### INSTRUCTIONS FOR THE TASK
Scan the data below for the string "sunny". Show every line where it turns up.

### SUPPLIED MATERIAL

-*-

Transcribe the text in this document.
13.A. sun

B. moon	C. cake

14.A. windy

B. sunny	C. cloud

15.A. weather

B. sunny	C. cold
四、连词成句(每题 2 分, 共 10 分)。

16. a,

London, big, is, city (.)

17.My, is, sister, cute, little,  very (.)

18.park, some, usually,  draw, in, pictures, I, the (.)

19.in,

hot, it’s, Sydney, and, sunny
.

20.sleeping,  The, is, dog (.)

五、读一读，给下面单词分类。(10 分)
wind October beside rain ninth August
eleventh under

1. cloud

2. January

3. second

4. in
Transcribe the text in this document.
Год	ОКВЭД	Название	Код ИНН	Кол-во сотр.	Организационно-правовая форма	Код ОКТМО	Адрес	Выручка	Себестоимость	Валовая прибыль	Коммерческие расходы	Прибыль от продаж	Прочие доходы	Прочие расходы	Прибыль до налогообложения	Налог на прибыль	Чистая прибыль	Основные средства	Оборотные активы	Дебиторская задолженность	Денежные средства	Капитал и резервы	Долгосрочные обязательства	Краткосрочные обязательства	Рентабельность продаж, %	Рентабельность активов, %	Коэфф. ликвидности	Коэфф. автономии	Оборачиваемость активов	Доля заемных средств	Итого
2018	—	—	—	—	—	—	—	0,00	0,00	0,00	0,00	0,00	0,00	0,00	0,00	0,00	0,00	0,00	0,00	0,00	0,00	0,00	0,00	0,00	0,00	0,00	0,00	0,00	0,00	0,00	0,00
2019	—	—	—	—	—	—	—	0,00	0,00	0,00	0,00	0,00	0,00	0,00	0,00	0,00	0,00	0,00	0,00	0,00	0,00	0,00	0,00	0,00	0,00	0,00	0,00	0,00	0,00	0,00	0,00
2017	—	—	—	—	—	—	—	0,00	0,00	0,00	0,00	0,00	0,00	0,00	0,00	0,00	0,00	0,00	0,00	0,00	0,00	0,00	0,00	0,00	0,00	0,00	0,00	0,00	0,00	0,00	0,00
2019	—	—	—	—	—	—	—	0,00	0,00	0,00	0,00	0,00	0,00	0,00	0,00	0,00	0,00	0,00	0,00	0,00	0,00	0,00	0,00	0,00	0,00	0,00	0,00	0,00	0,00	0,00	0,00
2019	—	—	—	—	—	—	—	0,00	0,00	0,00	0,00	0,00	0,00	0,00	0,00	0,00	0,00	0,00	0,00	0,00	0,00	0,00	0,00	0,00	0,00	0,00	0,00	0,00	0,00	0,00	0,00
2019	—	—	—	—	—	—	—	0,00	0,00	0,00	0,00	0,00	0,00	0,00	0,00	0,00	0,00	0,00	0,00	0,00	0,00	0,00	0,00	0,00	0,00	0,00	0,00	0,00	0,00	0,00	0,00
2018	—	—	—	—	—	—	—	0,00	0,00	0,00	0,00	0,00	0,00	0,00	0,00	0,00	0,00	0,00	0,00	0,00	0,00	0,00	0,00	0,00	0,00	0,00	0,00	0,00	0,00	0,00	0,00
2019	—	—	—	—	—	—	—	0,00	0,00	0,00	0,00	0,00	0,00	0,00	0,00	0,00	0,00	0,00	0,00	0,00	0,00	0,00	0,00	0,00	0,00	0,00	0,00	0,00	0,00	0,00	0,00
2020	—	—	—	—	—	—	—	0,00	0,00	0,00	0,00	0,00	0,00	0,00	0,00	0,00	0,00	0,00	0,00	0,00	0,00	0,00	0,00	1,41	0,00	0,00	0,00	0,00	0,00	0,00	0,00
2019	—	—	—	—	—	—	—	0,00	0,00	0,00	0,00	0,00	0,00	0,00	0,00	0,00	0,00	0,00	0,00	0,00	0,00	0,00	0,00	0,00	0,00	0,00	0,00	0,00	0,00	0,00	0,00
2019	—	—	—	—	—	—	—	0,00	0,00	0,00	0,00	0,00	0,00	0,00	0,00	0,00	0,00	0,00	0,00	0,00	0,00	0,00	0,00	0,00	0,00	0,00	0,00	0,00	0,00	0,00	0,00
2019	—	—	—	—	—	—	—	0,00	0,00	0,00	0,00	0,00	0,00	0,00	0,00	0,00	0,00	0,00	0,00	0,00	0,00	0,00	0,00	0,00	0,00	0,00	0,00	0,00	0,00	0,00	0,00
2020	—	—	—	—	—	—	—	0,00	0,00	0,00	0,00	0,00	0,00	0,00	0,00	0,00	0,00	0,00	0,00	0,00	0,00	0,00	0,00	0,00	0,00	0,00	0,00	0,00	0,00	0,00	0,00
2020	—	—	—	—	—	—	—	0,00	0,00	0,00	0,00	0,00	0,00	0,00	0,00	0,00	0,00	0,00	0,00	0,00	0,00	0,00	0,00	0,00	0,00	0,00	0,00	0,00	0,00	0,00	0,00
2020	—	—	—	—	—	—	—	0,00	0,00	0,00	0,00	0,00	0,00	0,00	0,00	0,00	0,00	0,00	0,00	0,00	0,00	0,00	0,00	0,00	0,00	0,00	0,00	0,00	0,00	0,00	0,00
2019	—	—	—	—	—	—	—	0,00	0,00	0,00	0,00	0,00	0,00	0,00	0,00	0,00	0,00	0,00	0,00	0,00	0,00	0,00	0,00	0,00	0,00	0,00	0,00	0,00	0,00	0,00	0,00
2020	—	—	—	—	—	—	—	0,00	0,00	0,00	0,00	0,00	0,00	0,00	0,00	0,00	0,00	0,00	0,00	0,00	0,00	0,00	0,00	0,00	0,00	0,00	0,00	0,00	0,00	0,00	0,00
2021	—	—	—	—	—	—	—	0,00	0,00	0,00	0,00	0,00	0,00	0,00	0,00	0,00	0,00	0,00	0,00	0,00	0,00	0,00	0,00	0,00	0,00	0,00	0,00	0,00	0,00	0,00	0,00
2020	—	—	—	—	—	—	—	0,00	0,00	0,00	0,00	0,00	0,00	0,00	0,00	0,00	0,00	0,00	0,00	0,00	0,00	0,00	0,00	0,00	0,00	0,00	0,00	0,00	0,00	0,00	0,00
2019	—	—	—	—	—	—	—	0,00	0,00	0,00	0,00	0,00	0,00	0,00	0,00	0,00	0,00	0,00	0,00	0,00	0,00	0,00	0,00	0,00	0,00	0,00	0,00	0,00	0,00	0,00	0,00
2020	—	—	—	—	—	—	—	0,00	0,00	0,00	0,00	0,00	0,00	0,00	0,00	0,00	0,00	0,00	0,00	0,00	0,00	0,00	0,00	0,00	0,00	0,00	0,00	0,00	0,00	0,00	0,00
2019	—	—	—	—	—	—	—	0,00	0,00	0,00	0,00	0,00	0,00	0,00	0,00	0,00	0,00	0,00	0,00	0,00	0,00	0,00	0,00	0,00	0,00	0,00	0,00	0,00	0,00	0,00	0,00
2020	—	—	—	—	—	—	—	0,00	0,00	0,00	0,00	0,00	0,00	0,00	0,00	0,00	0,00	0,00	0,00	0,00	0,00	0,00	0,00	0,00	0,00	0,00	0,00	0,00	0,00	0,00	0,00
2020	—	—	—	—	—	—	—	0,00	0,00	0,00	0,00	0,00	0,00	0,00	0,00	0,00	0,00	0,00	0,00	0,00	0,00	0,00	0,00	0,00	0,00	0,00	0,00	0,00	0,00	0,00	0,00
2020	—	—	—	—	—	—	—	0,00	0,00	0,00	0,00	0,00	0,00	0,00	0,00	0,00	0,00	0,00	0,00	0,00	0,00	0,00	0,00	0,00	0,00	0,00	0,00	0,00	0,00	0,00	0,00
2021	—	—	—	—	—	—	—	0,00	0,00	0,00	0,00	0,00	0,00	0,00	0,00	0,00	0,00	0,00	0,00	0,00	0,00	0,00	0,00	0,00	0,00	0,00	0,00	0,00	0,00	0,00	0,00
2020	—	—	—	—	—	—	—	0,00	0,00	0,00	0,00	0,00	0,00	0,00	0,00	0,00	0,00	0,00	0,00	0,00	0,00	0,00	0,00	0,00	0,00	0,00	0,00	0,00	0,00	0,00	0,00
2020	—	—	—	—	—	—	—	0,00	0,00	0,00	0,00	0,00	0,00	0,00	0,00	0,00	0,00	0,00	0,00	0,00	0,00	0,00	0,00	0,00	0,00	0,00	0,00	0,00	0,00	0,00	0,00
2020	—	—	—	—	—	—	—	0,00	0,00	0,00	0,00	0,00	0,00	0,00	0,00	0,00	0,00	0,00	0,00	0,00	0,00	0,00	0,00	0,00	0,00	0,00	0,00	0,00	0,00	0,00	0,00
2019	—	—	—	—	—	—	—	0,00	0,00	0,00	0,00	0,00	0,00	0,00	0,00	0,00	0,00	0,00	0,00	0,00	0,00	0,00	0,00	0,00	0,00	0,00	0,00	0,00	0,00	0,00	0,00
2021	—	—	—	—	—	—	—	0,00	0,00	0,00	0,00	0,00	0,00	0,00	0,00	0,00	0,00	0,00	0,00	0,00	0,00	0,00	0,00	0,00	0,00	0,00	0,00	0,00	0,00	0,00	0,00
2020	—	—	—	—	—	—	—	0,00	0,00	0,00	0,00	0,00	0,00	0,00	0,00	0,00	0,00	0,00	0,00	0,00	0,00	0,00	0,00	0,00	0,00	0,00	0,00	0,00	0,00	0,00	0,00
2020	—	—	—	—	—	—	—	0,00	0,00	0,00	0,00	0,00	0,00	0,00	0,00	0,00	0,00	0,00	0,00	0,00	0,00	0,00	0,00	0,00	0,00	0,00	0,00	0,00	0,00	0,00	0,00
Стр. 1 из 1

-*-

### TASK RESPONSE
B. sunny	C. cloud
B. sunny	C. cold
hot, it’s, Sydney, and, sunny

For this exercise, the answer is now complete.